━━━━━ Provided material ━━━━━

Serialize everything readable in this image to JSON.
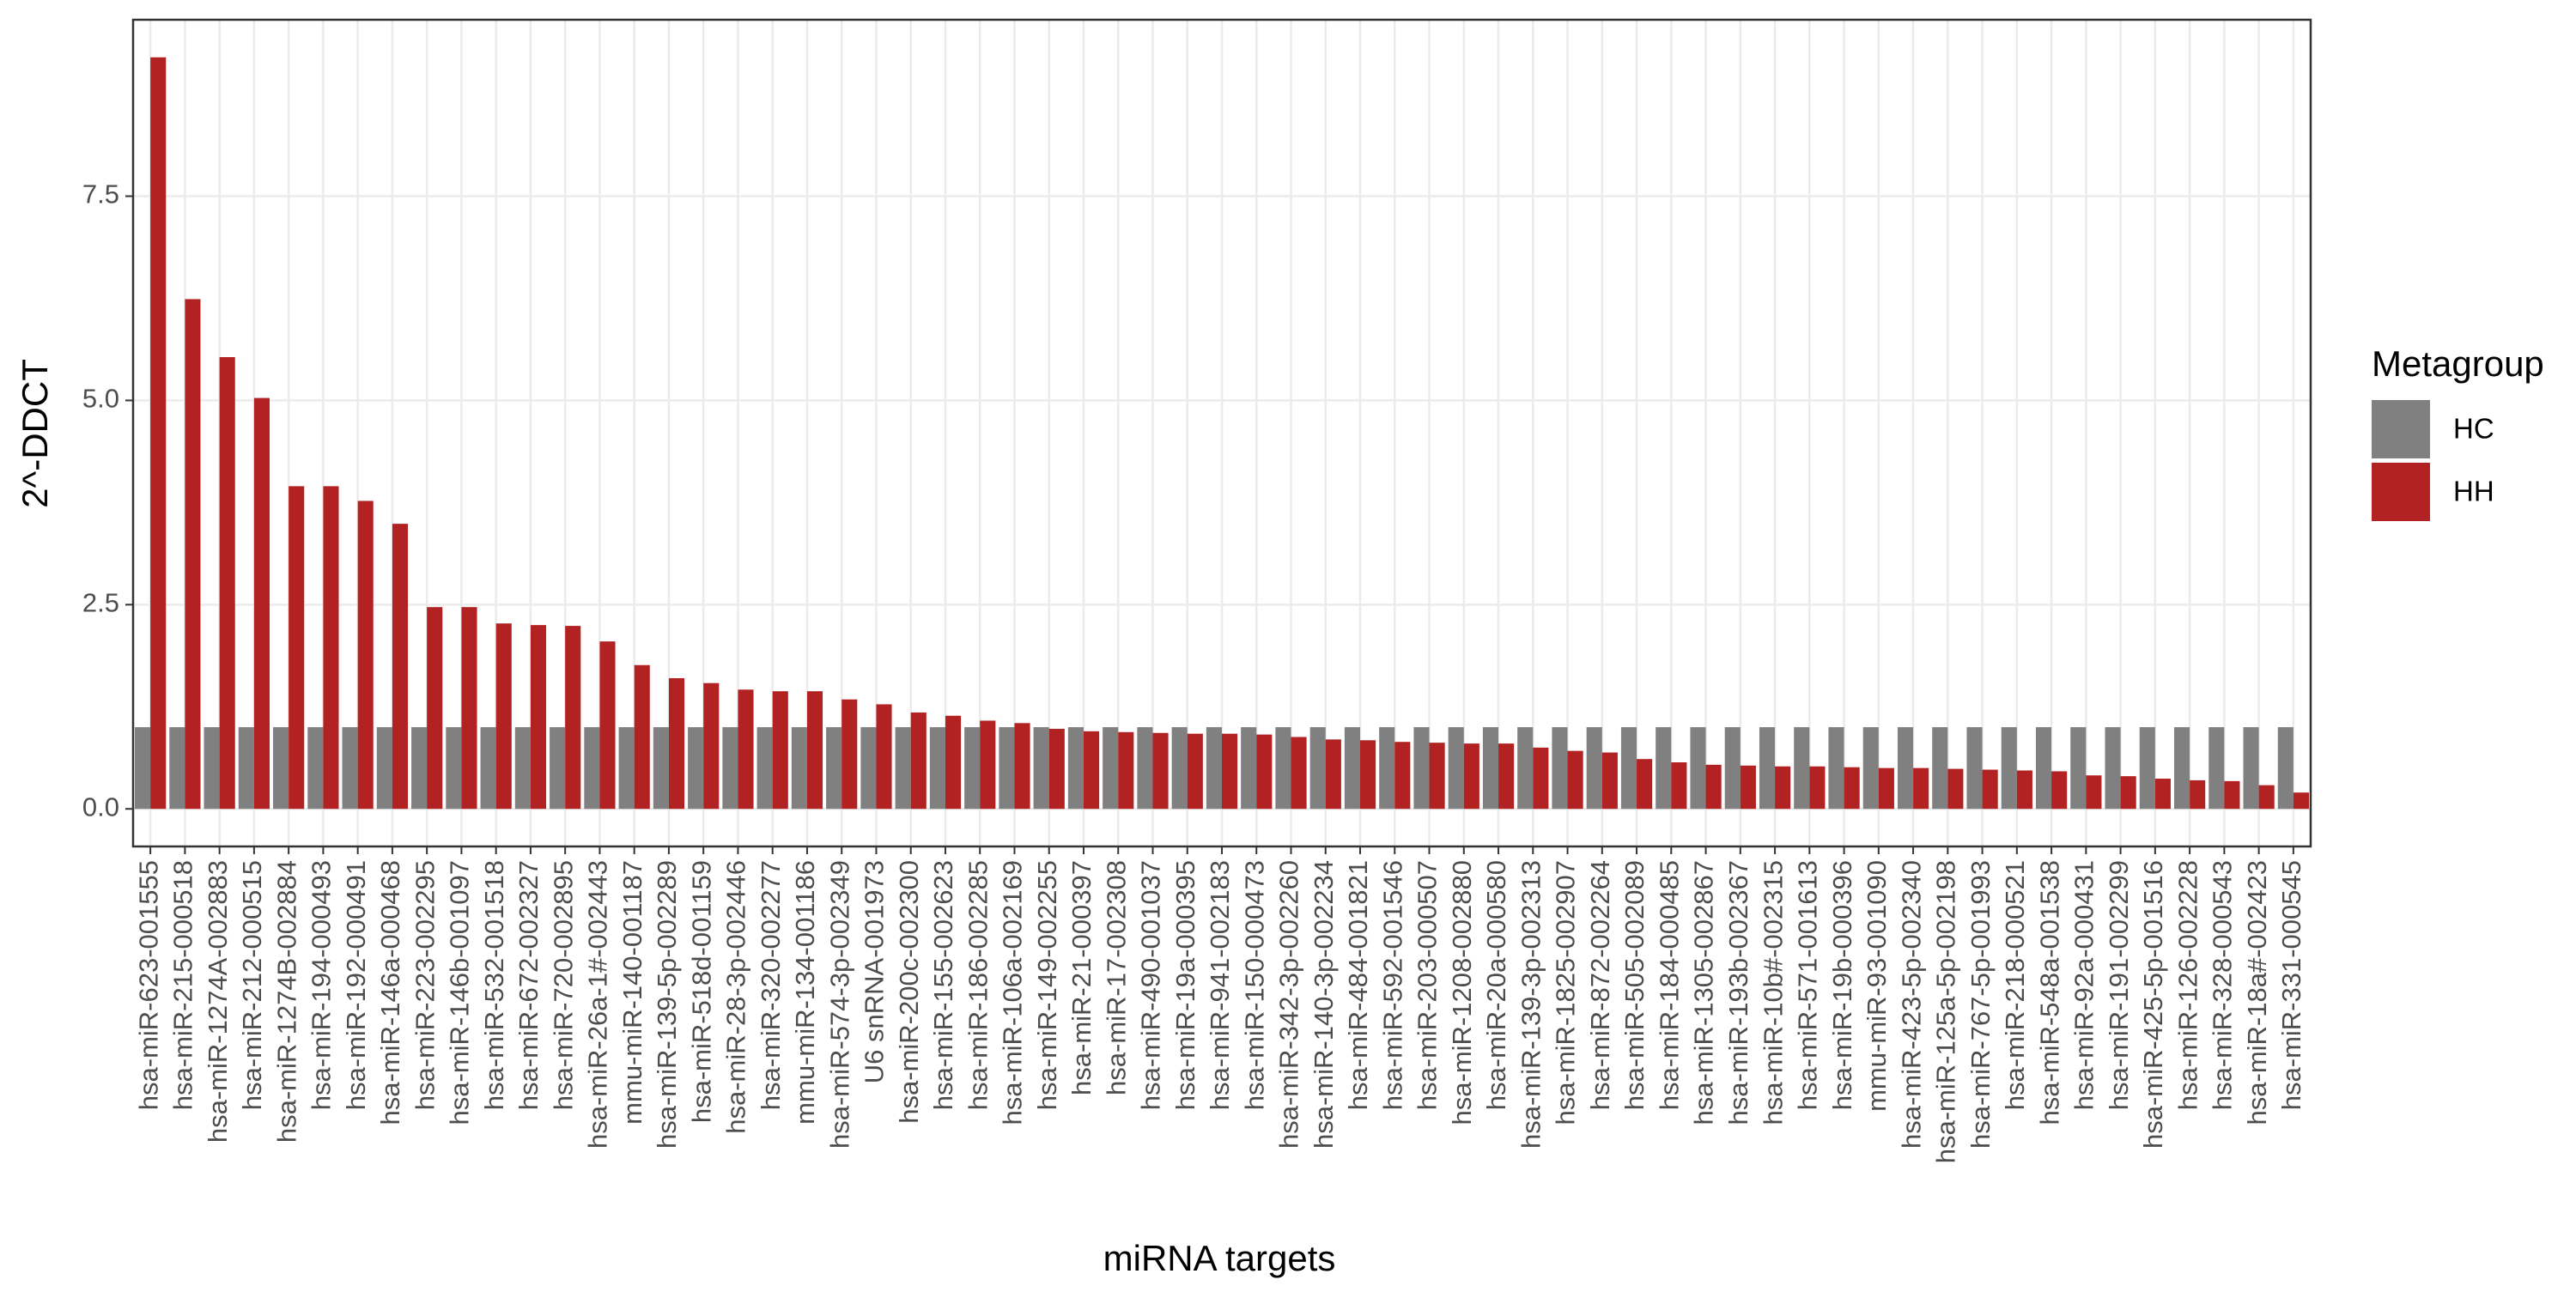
{
  "chart_data": {
    "type": "bar",
    "xlabel": "miRNA targets",
    "ylabel": "2^-DDCT",
    "legend_title": "Metagroup",
    "legend_position": "right",
    "grid": true,
    "ylim": [
      -0.46,
      9.66
    ],
    "yticks": [
      {
        "value": 0,
        "label": "0.0"
      },
      2.5,
      {
        "value": 5,
        "label": "5.0"
      },
      7.5
    ],
    "categories": [
      "hsa-miR-623-001555",
      "hsa-miR-215-000518",
      "hsa-miR-1274A-002883",
      "hsa-miR-212-000515",
      "hsa-miR-1274B-002884",
      "hsa-miR-194-000493",
      "hsa-miR-192-000491",
      "hsa-miR-146a-000468",
      "hsa-miR-223-002295",
      "hsa-miR-146b-001097",
      "hsa-miR-532-001518",
      "hsa-miR-672-002327",
      "hsa-miR-720-002895",
      "hsa-miR-26a-1#-002443",
      "mmu-miR-140-001187",
      "hsa-miR-139-5p-002289",
      "hsa-miR-518d-001159",
      "hsa-miR-28-3p-002446",
      "hsa-miR-320-002277",
      "mmu-miR-134-001186",
      "hsa-miR-574-3p-002349",
      "U6 snRNA-001973",
      "hsa-miR-200c-002300",
      "hsa-miR-155-002623",
      "hsa-miR-186-002285",
      "hsa-miR-106a-002169",
      "hsa-miR-149-002255",
      "hsa-miR-21-000397",
      "hsa-miR-17-002308",
      "hsa-miR-490-001037",
      "hsa-miR-19a-000395",
      "hsa-miR-941-002183",
      "hsa-miR-150-000473",
      "hsa-miR-342-3p-002260",
      "hsa-miR-140-3p-002234",
      "hsa-miR-484-001821",
      "hsa-miR-592-001546",
      "hsa-miR-203-000507",
      "hsa-miR-1208-002880",
      "hsa-miR-20a-000580",
      "hsa-miR-139-3p-002313",
      "hsa-miR-1825-002907",
      "hsa-miR-872-002264",
      "hsa-miR-505-002089",
      "hsa-miR-184-000485",
      "hsa-miR-1305-002867",
      "hsa-miR-193b-002367",
      "hsa-miR-10b#-002315",
      "hsa-miR-571-001613",
      "hsa-miR-19b-000396",
      "mmu-miR-93-001090",
      "hsa-miR-423-5p-002340",
      "hsa-miR-125a-5p-002198",
      "hsa-miR-767-5p-001993",
      "hsa-miR-218-000521",
      "hsa-miR-548a-001538",
      "hsa-miR-92a-000431",
      "hsa-miR-191-002299",
      "hsa-miR-425-5p-001516",
      "hsa-miR-126-002228",
      "hsa-miR-328-000543",
      "hsa-miR-18a#-002423",
      "hsa-miR-331-000545"
    ],
    "series": [
      {
        "name": "HC",
        "color": "#808080",
        "values": [
          1,
          1,
          1,
          1,
          1,
          1,
          1,
          1,
          1,
          1,
          1,
          1,
          1,
          1,
          1,
          1,
          1,
          1,
          1,
          1,
          1,
          1,
          1,
          1,
          1,
          1,
          1,
          1,
          1,
          1,
          1,
          1,
          1,
          1,
          1,
          1,
          1,
          1,
          1,
          1,
          1,
          1,
          1,
          1,
          1,
          1,
          1,
          1,
          1,
          1,
          1,
          1,
          1,
          1,
          1,
          1,
          1,
          1,
          1,
          1,
          1,
          1,
          1
        ]
      },
      {
        "name": "HH",
        "color": "#b22222",
        "values": [
          9.2,
          6.24,
          5.53,
          5.03,
          3.95,
          3.95,
          3.77,
          3.49,
          2.47,
          2.47,
          2.27,
          2.25,
          2.24,
          2.05,
          1.76,
          1.6,
          1.54,
          1.46,
          1.44,
          1.44,
          1.34,
          1.28,
          1.18,
          1.14,
          1.08,
          1.05,
          0.98,
          0.95,
          0.94,
          0.93,
          0.92,
          0.92,
          0.91,
          0.88,
          0.85,
          0.84,
          0.82,
          0.81,
          0.8,
          0.8,
          0.75,
          0.71,
          0.69,
          0.61,
          0.57,
          0.54,
          0.53,
          0.52,
          0.52,
          0.51,
          0.5,
          0.5,
          0.49,
          0.48,
          0.47,
          0.46,
          0.41,
          0.4,
          0.37,
          0.35,
          0.34,
          0.29,
          0.2
        ]
      }
    ]
  }
}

━━━━━

### What is needed
All of the records above must be copied exactly, except for the pictures.

### Output of the exercise
Serialize everything readable in this image to JSON.
{
  "chart_data": {
    "type": "bar",
    "xlabel": "miRNA targets",
    "ylabel": "2^-DDCT",
    "legend_title": "Metagroup",
    "legend_position": "right",
    "grid": true,
    "ylim": [
      -0.46,
      9.66
    ],
    "yticks": [
      {
        "value": 0,
        "label": "0.0"
      },
      2.5,
      {
        "value": 5,
        "label": "5.0"
      },
      7.5
    ],
    "categories": [
      "hsa-miR-623-001555",
      "hsa-miR-215-000518",
      "hsa-miR-1274A-002883",
      "hsa-miR-212-000515",
      "hsa-miR-1274B-002884",
      "hsa-miR-194-000493",
      "hsa-miR-192-000491",
      "hsa-miR-146a-000468",
      "hsa-miR-223-002295",
      "hsa-miR-146b-001097",
      "hsa-miR-532-001518",
      "hsa-miR-672-002327",
      "hsa-miR-720-002895",
      "hsa-miR-26a-1#-002443",
      "mmu-miR-140-001187",
      "hsa-miR-139-5p-002289",
      "hsa-miR-518d-001159",
      "hsa-miR-28-3p-002446",
      "hsa-miR-320-002277",
      "mmu-miR-134-001186",
      "hsa-miR-574-3p-002349",
      "U6 snRNA-001973",
      "hsa-miR-200c-002300",
      "hsa-miR-155-002623",
      "hsa-miR-186-002285",
      "hsa-miR-106a-002169",
      "hsa-miR-149-002255",
      "hsa-miR-21-000397",
      "hsa-miR-17-002308",
      "hsa-miR-490-001037",
      "hsa-miR-19a-000395",
      "hsa-miR-941-002183",
      "hsa-miR-150-000473",
      "hsa-miR-342-3p-002260",
      "hsa-miR-140-3p-002234",
      "hsa-miR-484-001821",
      "hsa-miR-592-001546",
      "hsa-miR-203-000507",
      "hsa-miR-1208-002880",
      "hsa-miR-20a-000580",
      "hsa-miR-139-3p-002313",
      "hsa-miR-1825-002907",
      "hsa-miR-872-002264",
      "hsa-miR-505-002089",
      "hsa-miR-184-000485",
      "hsa-miR-1305-002867",
      "hsa-miR-193b-002367",
      "hsa-miR-10b#-002315",
      "hsa-miR-571-001613",
      "hsa-miR-19b-000396",
      "mmu-miR-93-001090",
      "hsa-miR-423-5p-002340",
      "hsa-miR-125a-5p-002198",
      "hsa-miR-767-5p-001993",
      "hsa-miR-218-000521",
      "hsa-miR-548a-001538",
      "hsa-miR-92a-000431",
      "hsa-miR-191-002299",
      "hsa-miR-425-5p-001516",
      "hsa-miR-126-002228",
      "hsa-miR-328-000543",
      "hsa-miR-18a#-002423",
      "hsa-miR-331-000545"
    ],
    "series": [
      {
        "name": "HC",
        "color": "#808080",
        "values": [
          1,
          1,
          1,
          1,
          1,
          1,
          1,
          1,
          1,
          1,
          1,
          1,
          1,
          1,
          1,
          1,
          1,
          1,
          1,
          1,
          1,
          1,
          1,
          1,
          1,
          1,
          1,
          1,
          1,
          1,
          1,
          1,
          1,
          1,
          1,
          1,
          1,
          1,
          1,
          1,
          1,
          1,
          1,
          1,
          1,
          1,
          1,
          1,
          1,
          1,
          1,
          1,
          1,
          1,
          1,
          1,
          1,
          1,
          1,
          1,
          1,
          1,
          1
        ]
      },
      {
        "name": "HH",
        "color": "#b22222",
        "values": [
          9.2,
          6.24,
          5.53,
          5.03,
          3.95,
          3.95,
          3.77,
          3.49,
          2.47,
          2.47,
          2.27,
          2.25,
          2.24,
          2.05,
          1.76,
          1.6,
          1.54,
          1.46,
          1.44,
          1.44,
          1.34,
          1.28,
          1.18,
          1.14,
          1.08,
          1.05,
          0.98,
          0.95,
          0.94,
          0.93,
          0.92,
          0.92,
          0.91,
          0.88,
          0.85,
          0.84,
          0.82,
          0.81,
          0.8,
          0.8,
          0.75,
          0.71,
          0.69,
          0.61,
          0.57,
          0.54,
          0.53,
          0.52,
          0.52,
          0.51,
          0.5,
          0.5,
          0.49,
          0.48,
          0.47,
          0.46,
          0.41,
          0.4,
          0.37,
          0.35,
          0.34,
          0.29,
          0.2
        ]
      }
    ]
  }
}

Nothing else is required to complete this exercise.